Hacía tiempo que no reservaba un fin de semana para salir de la capital y poner rumbo al norte para pasar unos días en casa de mis padres, donde crecí, en un pueblo que el río Pisuerga divide en dos. Como me suele ocurrir, poner un pie en el andén de la estación de trenes de Valladolid me bastó para aminorar el paso y recalcular la urgencia. También el aire huele diferente aquí en Castilla: no está estancado entre los edificios, ni se mezcla con los olores que una hilera de coches expulsa y que, al rebotar contra el cemento, se volatiliza en partículas nauseabundas en las que ya casi ni reparamos. Aquí, el aire huele limpio, la ciudad te acoge calma y sosegada, nada puede interrumpir su quietud.

# [QUÉ HACER]
a – Reescribe el texto desde "Hacía tiempo que" hasta "interrumpir su quietud.", este incluido, y cambia "Pisuerga" por "Duero".
b – Enumera todos los nombres propios de lugares geográficos que aparecen en el texto.
c – Responde según el texto:
(i) ¿Hacia dónde pone rumbo quien narra al salir de la capital?
(ii) ¿Dónde basta con poner un pie para aminorar el paso?
(iii) ¿Cómo huele el aire en Castilla?

# [FILAS DE DATOS]

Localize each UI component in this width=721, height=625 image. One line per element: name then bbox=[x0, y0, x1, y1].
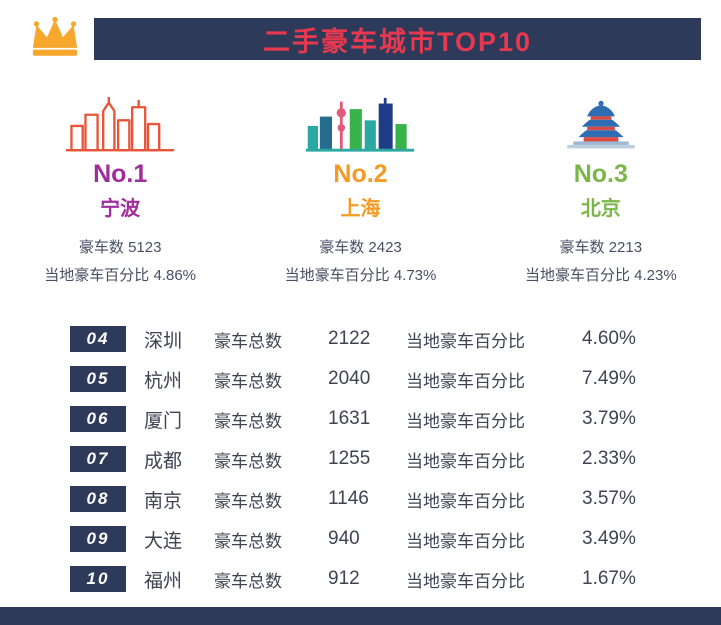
table-row: 10 福州 豪车总数 912 当地豪车百分比 1.67% bbox=[70, 559, 721, 599]
count-line: 豪车数 5123 bbox=[0, 236, 240, 257]
city-name: 宁波 bbox=[100, 198, 141, 220]
ranking-list: 04 深圳 豪车总数 2122 当地豪车百分比 4.60% 05 杭州 豪车总数… bbox=[0, 319, 721, 599]
pct-label: 当地豪车百分比 bbox=[406, 571, 525, 591]
pct-value: 4.23% bbox=[634, 267, 677, 284]
table-row: 08 南京 豪车总数 1146 当地豪车百分比 3.57% bbox=[70, 479, 721, 519]
rank-badge: 10 bbox=[70, 566, 126, 592]
top3-section: No.1 宁波 豪车数 5123 当地豪车百分比 4.86% bbox=[0, 90, 721, 285]
city-name: 厦门 bbox=[144, 410, 183, 432]
table-row: 07 成都 豪车总数 1255 当地豪车百分比 2.33% bbox=[70, 439, 721, 479]
pct-value: 7.49% bbox=[582, 368, 636, 389]
rank-badge: 04 bbox=[70, 326, 126, 352]
count-label: 豪车数 bbox=[78, 239, 124, 256]
pct-label: 当地豪车百分比 bbox=[406, 451, 525, 471]
rank-badge: 05 bbox=[70, 366, 126, 392]
total-label: 豪车总数 bbox=[214, 331, 282, 351]
count-line: 豪车数 2213 bbox=[481, 236, 721, 257]
top3-card-ningbo: No.1 宁波 豪车数 5123 当地豪车百分比 4.86% bbox=[0, 90, 240, 285]
pct-label: 当地豪车百分比 bbox=[406, 331, 525, 351]
top3-card-shanghai: No.2 上海 豪车数 2423 当地豪车百分比 4.73% bbox=[240, 90, 480, 285]
total-label: 豪车总数 bbox=[214, 451, 282, 471]
title-banner: 二手豪车城市TOP10 bbox=[94, 18, 701, 60]
city-name: 杭州 bbox=[144, 370, 183, 392]
pct-value: 3.57% bbox=[582, 488, 636, 509]
pct-line: 当地豪车百分比 4.23% bbox=[481, 264, 721, 285]
header: 二手豪车城市TOP10 bbox=[0, 0, 721, 62]
total-value: 912 bbox=[328, 568, 360, 589]
rank-badge: 09 bbox=[70, 526, 126, 552]
shanghai-skyline-icon bbox=[240, 90, 480, 154]
table-row: 04 深圳 豪车总数 2122 当地豪车百分比 4.60% bbox=[70, 319, 721, 359]
pct-label: 当地豪车百分比 bbox=[284, 267, 390, 284]
beijing-temple-icon bbox=[481, 90, 721, 154]
count-value: 2213 bbox=[608, 239, 643, 256]
count-label: 豪车数 bbox=[559, 239, 605, 256]
page-title: 二手豪车城市TOP10 bbox=[262, 26, 533, 57]
count-value: 5123 bbox=[128, 239, 162, 256]
city-name: 福州 bbox=[144, 570, 183, 592]
total-value: 2122 bbox=[328, 328, 371, 349]
pct-line: 当地豪车百分比 4.73% bbox=[240, 264, 480, 285]
total-label: 豪车总数 bbox=[214, 531, 282, 551]
pct-value: 3.49% bbox=[582, 528, 636, 549]
pct-label: 当地豪车百分比 bbox=[406, 371, 525, 391]
rank-badge: 06 bbox=[70, 406, 126, 432]
total-label: 豪车总数 bbox=[214, 491, 282, 511]
rank-badge: 08 bbox=[70, 486, 126, 512]
city-name: 成都 bbox=[144, 450, 183, 472]
ningbo-skyline-icon bbox=[0, 90, 240, 154]
total-label: 豪车总数 bbox=[214, 411, 282, 431]
rank-label: No.1 bbox=[93, 160, 148, 188]
count-value: 2423 bbox=[368, 239, 402, 256]
total-label: 豪车总数 bbox=[214, 371, 282, 391]
city-name: 南京 bbox=[144, 490, 183, 512]
count-line: 豪车数 2423 bbox=[240, 236, 480, 257]
city-name: 深圳 bbox=[144, 330, 183, 352]
total-value: 1146 bbox=[328, 488, 369, 509]
total-value: 940 bbox=[328, 528, 360, 549]
pct-label: 当地豪车百分比 bbox=[44, 267, 150, 284]
count-label: 豪车数 bbox=[319, 239, 365, 256]
pct-label: 当地豪车百分比 bbox=[406, 491, 525, 511]
pct-label: 当地豪车百分比 bbox=[406, 531, 525, 551]
pct-value: 2.33% bbox=[582, 448, 636, 469]
footer-bar bbox=[0, 607, 721, 625]
pct-value: 4.60% bbox=[582, 328, 636, 349]
table-row: 05 杭州 豪车总数 2040 当地豪车百分比 7.49% bbox=[70, 359, 721, 399]
pct-line: 当地豪车百分比 4.86% bbox=[0, 264, 240, 285]
pct-value: 4.86% bbox=[153, 267, 197, 284]
top3-card-beijing: No.3 北京 豪车数 2213 当地豪车百分比 4.23% bbox=[481, 90, 721, 285]
pct-value: 3.79% bbox=[582, 408, 636, 429]
pct-value: 4.73% bbox=[393, 267, 437, 284]
pct-label: 当地豪车百分比 bbox=[524, 267, 630, 284]
total-value: 2040 bbox=[328, 368, 371, 389]
total-label: 豪车总数 bbox=[214, 571, 282, 591]
table-row: 09 大连 豪车总数 940 当地豪车百分比 3.49% bbox=[70, 519, 721, 559]
pct-label: 当地豪车百分比 bbox=[406, 411, 525, 431]
rank-label: No.2 bbox=[333, 160, 388, 188]
rank-label: No.3 bbox=[573, 160, 628, 188]
crown-icon bbox=[26, 16, 84, 62]
table-row: 06 厦门 豪车总数 1631 当地豪车百分比 3.79% bbox=[70, 399, 721, 439]
city-name: 北京 bbox=[580, 198, 621, 220]
total-value: 1255 bbox=[328, 448, 371, 469]
city-name: 大连 bbox=[144, 530, 183, 552]
city-name: 上海 bbox=[340, 198, 381, 220]
rank-badge: 07 bbox=[70, 446, 126, 472]
pct-value: 1.67% bbox=[582, 568, 636, 589]
total-value: 1631 bbox=[328, 408, 371, 429]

# [RESPUESTAS ESCRITAS]
a –
Hacía tiempo que no reservaba un fin de semana para salir de la capital y poner rumbo al norte para pasar unos días en casa de mis padres, donde crecí, en un pueblo que el río Duero divide en dos. Como me suele ocurrir, poner un pie en el andén de la estación de trenes de Valladolid me bastó para aminorar el paso y recalcular la urgencia. También el aire huele diferente aquí en Castilla: no está estancado entre los edificios, ni se mezcla con los olores que una hilera de coches expulsa y que, al rebotar contra el cemento, se volatiliza en partículas nauseabundas en las que ya casi ni reparamos. Aquí, el aire huele limpio, la ciudad te acoge calma y sosegada, nada puede interrumpir su quietud.

b – Pisuerga, Valladolid, Castilla

c –
(i) Al norte.
(ii) En el andén de la estación de trenes de Valladolid.
(iii) Limpio.